■ Exercise prompt: Write out the whole listing again, exactly.
•••
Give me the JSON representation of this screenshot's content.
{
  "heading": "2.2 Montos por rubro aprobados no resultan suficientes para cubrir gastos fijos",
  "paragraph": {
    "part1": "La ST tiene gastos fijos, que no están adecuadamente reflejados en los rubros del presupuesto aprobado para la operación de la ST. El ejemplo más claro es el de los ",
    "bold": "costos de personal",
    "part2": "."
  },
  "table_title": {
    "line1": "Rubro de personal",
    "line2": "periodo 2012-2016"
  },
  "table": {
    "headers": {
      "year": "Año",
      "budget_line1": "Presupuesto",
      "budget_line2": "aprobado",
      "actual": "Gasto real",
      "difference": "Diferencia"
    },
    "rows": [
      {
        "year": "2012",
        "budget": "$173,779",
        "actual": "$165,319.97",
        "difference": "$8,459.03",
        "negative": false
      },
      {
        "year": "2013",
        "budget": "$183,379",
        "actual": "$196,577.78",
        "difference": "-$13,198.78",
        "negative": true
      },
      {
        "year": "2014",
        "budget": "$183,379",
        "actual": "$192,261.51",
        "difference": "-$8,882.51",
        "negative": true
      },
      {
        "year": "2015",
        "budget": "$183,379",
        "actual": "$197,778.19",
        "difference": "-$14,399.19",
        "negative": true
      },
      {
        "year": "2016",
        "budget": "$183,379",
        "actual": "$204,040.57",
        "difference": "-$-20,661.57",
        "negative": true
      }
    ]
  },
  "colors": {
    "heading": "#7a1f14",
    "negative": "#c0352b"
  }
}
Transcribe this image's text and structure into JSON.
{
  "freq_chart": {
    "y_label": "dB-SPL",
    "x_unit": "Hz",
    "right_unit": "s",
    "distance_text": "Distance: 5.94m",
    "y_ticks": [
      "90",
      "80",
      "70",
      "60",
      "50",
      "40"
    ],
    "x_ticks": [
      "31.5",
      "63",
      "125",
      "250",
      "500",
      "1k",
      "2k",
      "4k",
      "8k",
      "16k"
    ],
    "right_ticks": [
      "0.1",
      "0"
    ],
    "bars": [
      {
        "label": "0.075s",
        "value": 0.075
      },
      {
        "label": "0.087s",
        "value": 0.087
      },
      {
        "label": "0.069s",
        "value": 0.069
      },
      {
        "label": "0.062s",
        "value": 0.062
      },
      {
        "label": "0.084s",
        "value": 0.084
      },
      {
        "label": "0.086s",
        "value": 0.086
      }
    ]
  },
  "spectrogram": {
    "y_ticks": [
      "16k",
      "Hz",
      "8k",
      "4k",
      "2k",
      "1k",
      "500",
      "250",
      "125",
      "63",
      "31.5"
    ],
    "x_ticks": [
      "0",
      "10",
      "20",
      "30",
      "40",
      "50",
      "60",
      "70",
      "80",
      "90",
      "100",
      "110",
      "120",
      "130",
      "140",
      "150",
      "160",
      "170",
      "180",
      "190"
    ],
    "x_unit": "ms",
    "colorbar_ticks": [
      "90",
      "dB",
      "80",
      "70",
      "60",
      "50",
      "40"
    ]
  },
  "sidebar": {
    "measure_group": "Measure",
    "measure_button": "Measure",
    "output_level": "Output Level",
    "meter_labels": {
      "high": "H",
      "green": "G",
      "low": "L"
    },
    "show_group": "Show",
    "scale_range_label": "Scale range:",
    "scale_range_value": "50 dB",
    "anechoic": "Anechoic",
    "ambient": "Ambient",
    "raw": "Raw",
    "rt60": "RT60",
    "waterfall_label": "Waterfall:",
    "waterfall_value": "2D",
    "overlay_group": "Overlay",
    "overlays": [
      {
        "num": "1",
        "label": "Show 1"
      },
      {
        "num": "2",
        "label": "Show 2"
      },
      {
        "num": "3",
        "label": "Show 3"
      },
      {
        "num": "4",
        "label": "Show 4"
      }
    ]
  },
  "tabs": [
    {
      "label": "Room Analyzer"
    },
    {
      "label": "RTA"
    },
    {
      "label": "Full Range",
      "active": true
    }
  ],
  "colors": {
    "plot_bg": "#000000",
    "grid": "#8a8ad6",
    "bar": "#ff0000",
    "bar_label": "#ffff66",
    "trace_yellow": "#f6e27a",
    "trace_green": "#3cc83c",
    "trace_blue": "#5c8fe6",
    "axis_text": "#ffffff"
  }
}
•••
■ In response:
Give me the JSON representation of this screenshot's content.
{
  "heading": "2.2 Montos por rubro aprobados no resultan suficientes para cubrir gastos fijos",
  "paragraph": {
    "part1": "La ST tiene gastos fijos, que no están adecuadamente reflejados en los rubros del presupuesto aprobado para la operación de la ST. El ejemplo más claro es el de los ",
    "bold": "costos de personal",
    "part2": "."
  },
  "table_title": {
    "line1": "Rubro de personal",
    "line2": "periodo 2012-2016"
  },
  "table": {
    "headers": {
      "year": "Año",
      "budget_line1": "Presupuesto",
      "budget_line2": "aprobado",
      "actual": "Gasto real",
      "difference": "Diferencia"
    },
    "rows": [
      {
        "year": "2012",
        "budget": "$173,779",
        "actual": "$165,319.97",
        "difference": "$8,459.03",
        "negative": false
      },
      {
        "year": "2013",
        "budget": "$183,379",
        "actual": "$196,577.78",
        "difference": "-$13,198.78",
        "negative": true
      },
      {
        "year": "2014",
        "budget": "$183,379",
        "actual": "$192,261.51",
        "difference": "-$8,882.51",
        "negative": true
      },
      {
        "year": "2015",
        "budget": "$183,379",
        "actual": "$197,778.19",
        "difference": "-$14,399.19",
        "negative": true
      },
      {
        "year": "2016",
        "budget": "$183,379",
        "actual": "$204,040.57",
        "difference": "-$-20,661.57",
        "negative": true
      }
    ]
  },
  "colors": {
    "heading": "#7a1f14",
    "negative": "#c0352b"
  }
}
Transcribe this image's text and structure into JSON.
{
  "freq_chart": {
    "y_label": "dB-SPL",
    "x_unit": "Hz",
    "right_unit": "s",
    "distance_text": "Distance: 5.94m",
    "y_ticks": [
      "90",
      "80",
      "70",
      "60",
      "50",
      "40"
    ],
    "x_ticks": [
      "31.5",
      "63",
      "125",
      "250",
      "500",
      "1k",
      "2k",
      "4k",
      "8k",
      "16k"
    ],
    "right_ticks": [
      "0.1",
      "0"
    ],
    "bars": [
      {
        "label": "0.075s",
        "value": 0.075
      },
      {
        "label": "0.087s",
        "value": 0.087
      },
      {
        "label": "0.069s",
        "value": 0.069
      },
      {
        "label": "0.062s",
        "value": 0.062
      },
      {
        "label": "0.084s",
        "value": 0.084
      },
      {
        "label": "0.086s",
        "value": 0.086
      }
    ]
  },
  "spectrogram": {
    "y_ticks": [
      "16k",
      "Hz",
      "8k",
      "4k",
      "2k",
      "1k",
      "500",
      "250",
      "125",
      "63",
      "31.5"
    ],
    "x_ticks": [
      "0",
      "10",
      "20",
      "30",
      "40",
      "50",
      "60",
      "70",
      "80",
      "90",
      "100",
      "110",
      "120",
      "130",
      "140",
      "150",
      "160",
      "170",
      "180",
      "190"
    ],
    "x_unit": "ms",
    "colorbar_ticks": [
      "90",
      "dB",
      "80",
      "70",
      "60",
      "50",
      "40"
    ]
  },
  "sidebar": {
    "measure_group": "Measure",
    "measure_button": "Measure",
    "output_level": "Output Level",
    "meter_labels": {
      "high": "H",
      "green": "G",
      "low": "L"
    },
    "show_group": "Show",
    "scale_range_label": "Scale range:",
    "scale_range_value": "50 dB",
    "anechoic": "Anechoic",
    "ambient": "Ambient",
    "raw": "Raw",
    "rt60": "RT60",
    "waterfall_label": "Waterfall:",
    "waterfall_value": "2D",
    "overlay_group": "Overlay",
    "overlays": [
      {
        "num": "1",
        "label": "Show 1"
      },
      {
        "num": "2",
        "label": "Show 2"
      },
      {
        "num": "3",
        "label": "Show 3"
      },
      {
        "num": "4",
        "label": "Show 4"
      }
    ]
  },
  "tabs": [
    {
      "label": "Room Analyzer"
    },
    {
      "label": "RTA"
    },
    {
      "label": "Full Range",
      "active": true
    }
  ],
  "colors": {
    "plot_bg": "#000000",
    "grid": "#8a8ad6",
    "bar": "#ff0000",
    "bar_label": "#ffff66",
    "trace_yellow": "#f6e27a",
    "trace_green": "#3cc83c",
    "trace_blue": "#5c8fe6",
    "axis_text": "#ffffff"
  }
}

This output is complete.